(Extracted data entries)
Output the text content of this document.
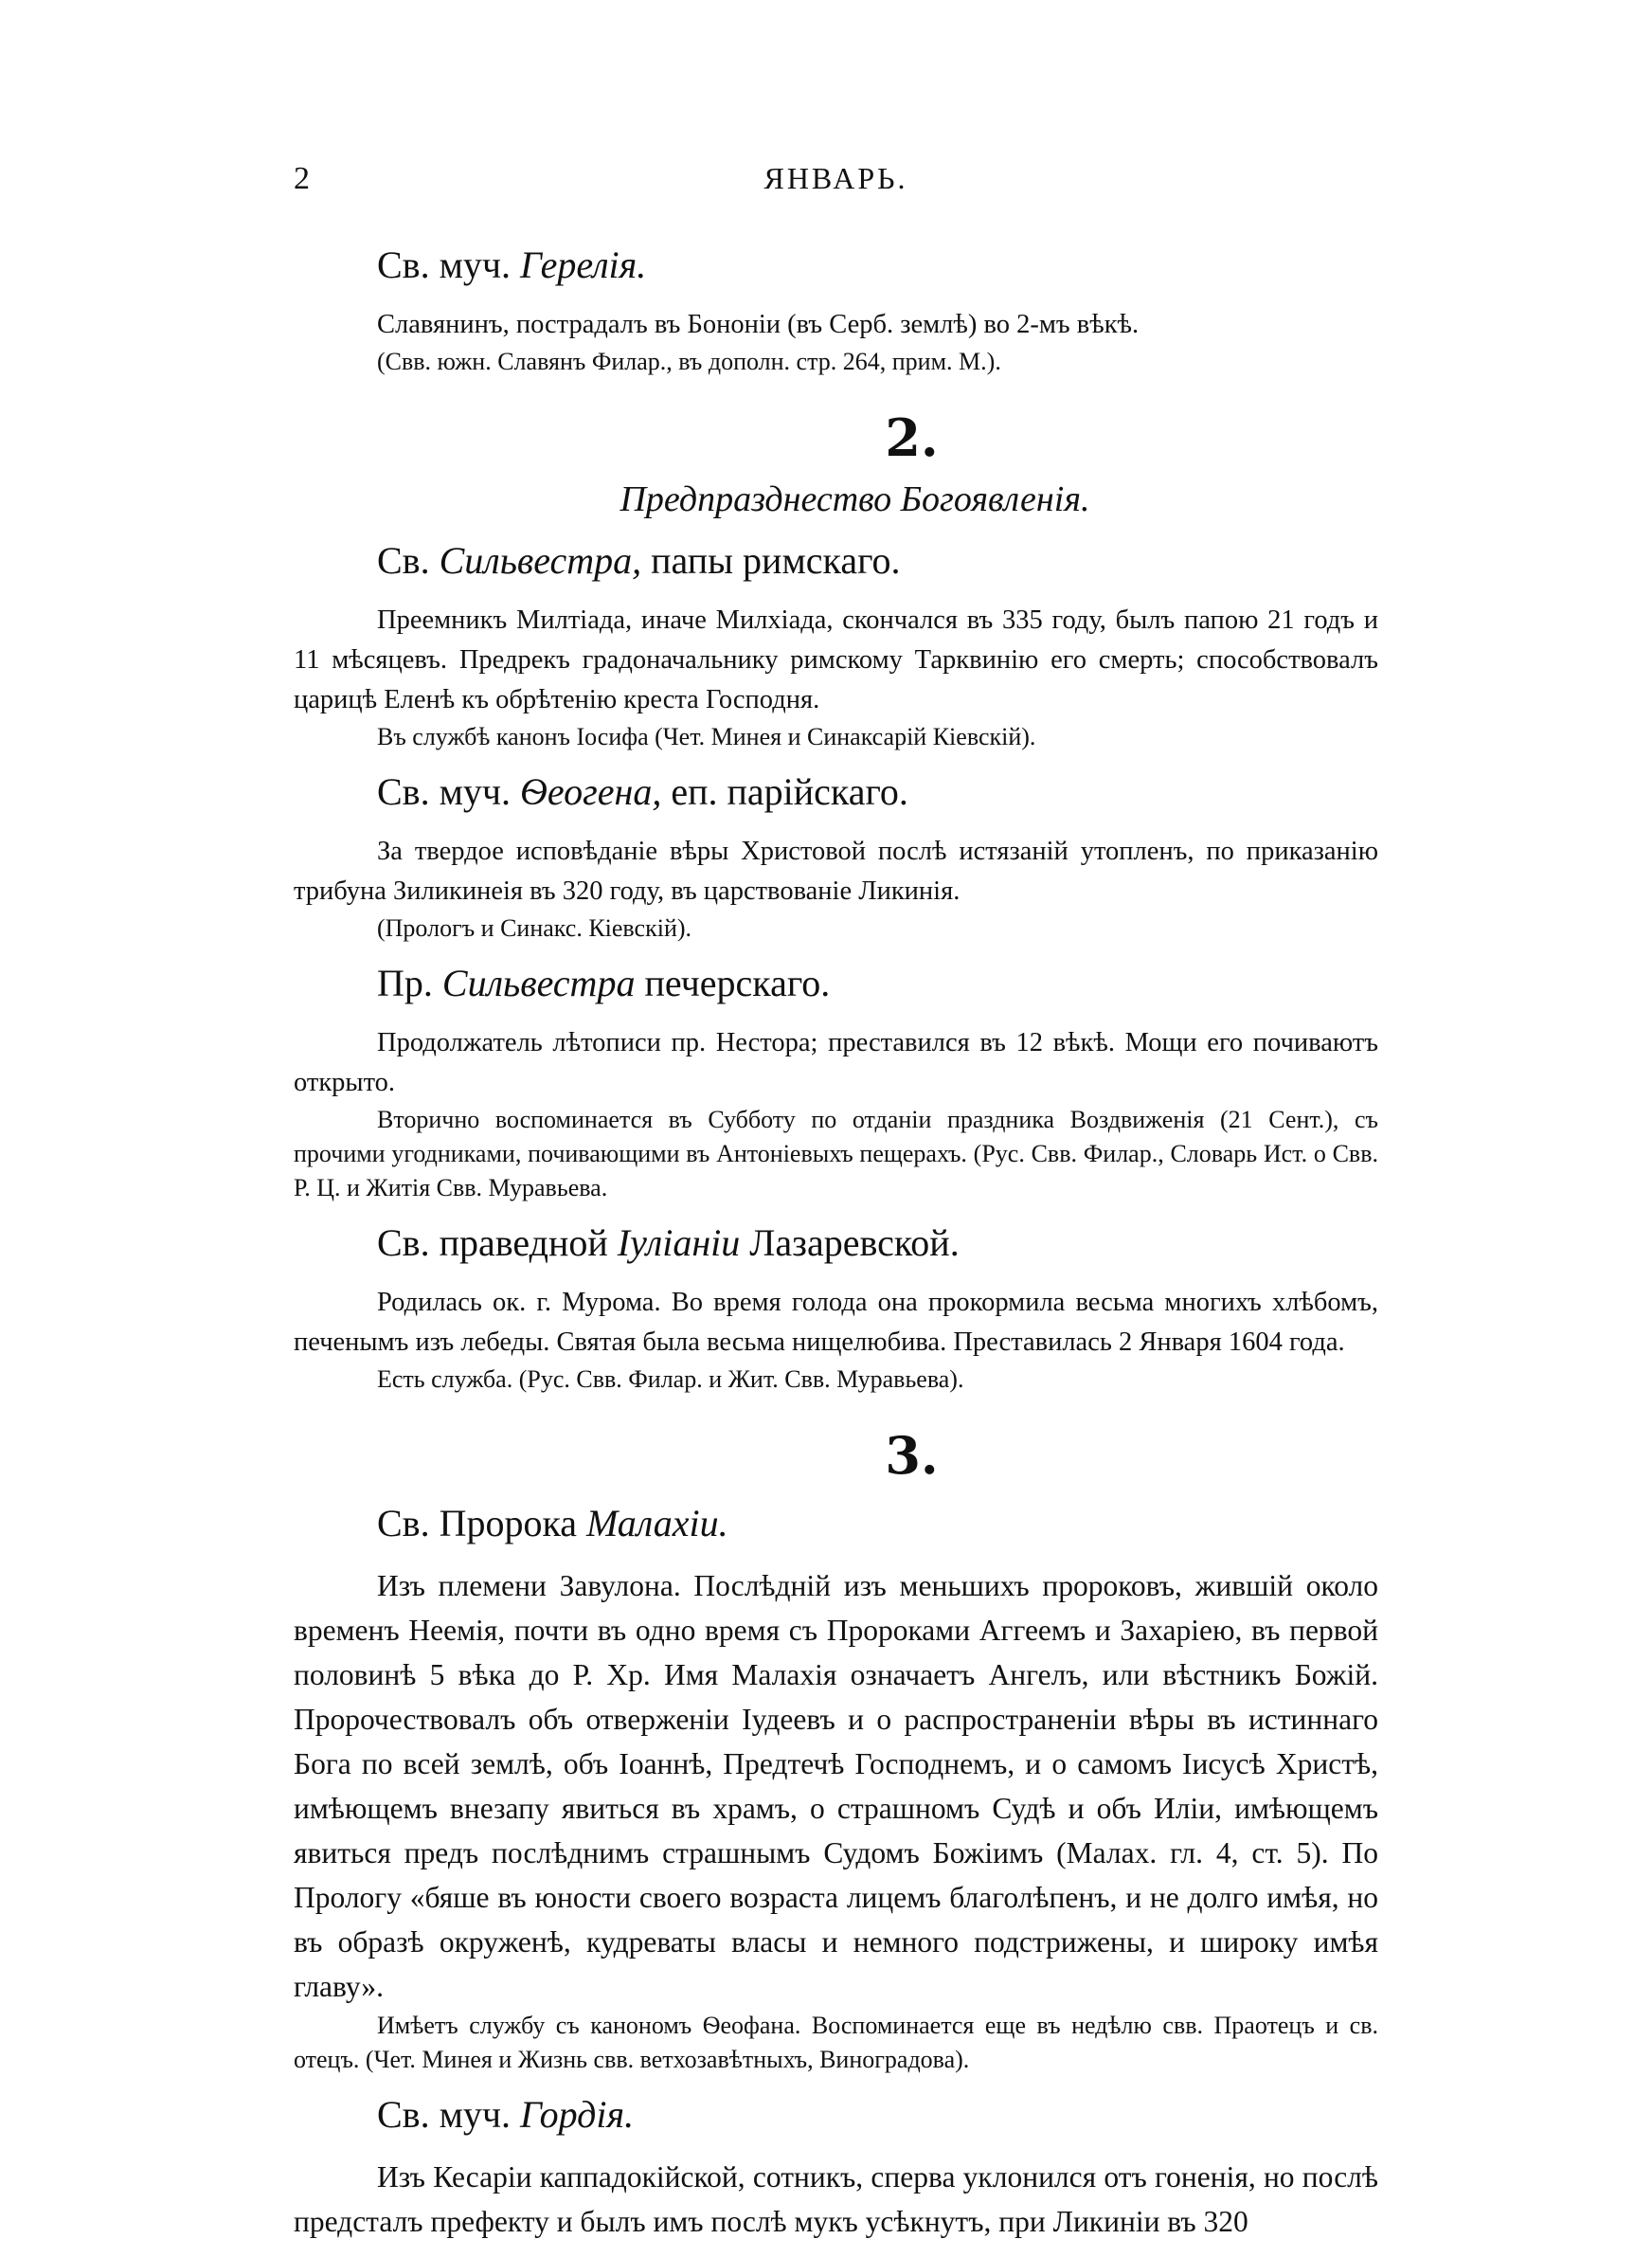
2	ЯНВАРЬ.
Св. муч. Герелія.

Славянинъ, пострадалъ въ Бононіи (въ Серб. землѣ) во 2-мъ вѣкѣ.

(Свв. южн. Славянъ Филар., въ дополн. стр. 264, прим. М.).

2.
Предпразднество Богоявленія.
Св. Сильвестра, папы римскаго.

Преемникъ Милтіада, иначе Милхіада, скончался въ 335 году, былъ папою 21 годъ и 11 мѣсяцевъ. Предрекъ градоначальнику римскому Тарквинію его смерть; способствовалъ царицѣ Еленѣ къ обрѣтенію креста Господня.

Въ службѣ канонъ Іосифа (Чет. Минея и Синаксарій Кіевскій).

Св. муч. Ѳеогена, еп. парійскаго.

За твердое исповѣданіе вѣры Христовой послѣ истязаній утопленъ, по приказанію трибуна Зиликинеія въ 320 году, въ царствованіе Ликинія.

(Прологъ и Синакс. Кіевскій).

Пр. Сильвестра печерскаго.

Продолжатель лѣтописи пр. Нестора; преставился въ 12 вѣкѣ. Мощи его почиваютъ открыто.

Вторично воспоминается въ Субботу по отданіи праздника Воздвиженія (21 Сент.), съ прочими угодниками, почивающими въ Антоніевыхъ пещерахъ. (Рус. Свв. Филар., Словарь Ист. о Свв. Р. Ц. и Житія Свв. Муравьева.

Св. праведной Іуліаніи Лазаревской.

Родилась ок. г. Мурома. Во время голода она прокормила весьма многихъ хлѣбомъ, печенымъ изъ лебеды. Святая была весьма нищелюбива. Преставилась 2 Января 1604 года.

Есть служба. (Рус. Свв. Филар. и Жит. Свв. Муравьева).

3.
Св. Пророка Малахіи.

Изъ племени Завулона. Послѣдній изъ меньшихъ пророковъ, жившій около временъ Неемія, почти въ одно время съ Пророками Аггеемъ и Захаріею, въ первой половинѣ 5 вѣка до Р. Хр. Имя Малахія означаетъ Ангелъ, или вѣстникъ Божій. Пророчествовалъ объ отверженіи Іудеевъ и о распространеніи вѣры въ истиннаго Бога по всей землѣ, объ Іоаннѣ, Предтечѣ Господнемъ, и о самомъ Іисусѣ Христѣ, имѣющемъ внезапу явиться въ храмъ, о страшномъ Судѣ и объ Иліи, имѣющемъ явиться предъ послѣднимъ страшнымъ Судомъ Божіимъ (Малах. гл. 4, ст. 5). По Прологу «бяше въ юности своего возраста лицемъ благолѣпенъ, и не долго имѣя, но въ образѣ окруженѣ, кудреваты власы и немного подстрижены, и широку имѣя главу».

Имѣетъ службу съ канономъ Ѳеофана. Воспоминается еще въ недѣлю свв. Праотецъ и св. отецъ. (Чет. Минея и Жизнь свв. ветхозавѣтныхъ, Виноградова).

Св. муч. Гордія.

Изъ Кесаріи каппадокійской, сотникъ, сперва уклонился отъ гоненія, но послѣ предсталъ префекту и былъ имъ послѣ мукъ усѣкнутъ, при Ликиніи въ 320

• Task prompt
Find out how many lines in the listing contain the string "Минея". Give the number alone.

• Result of this task
2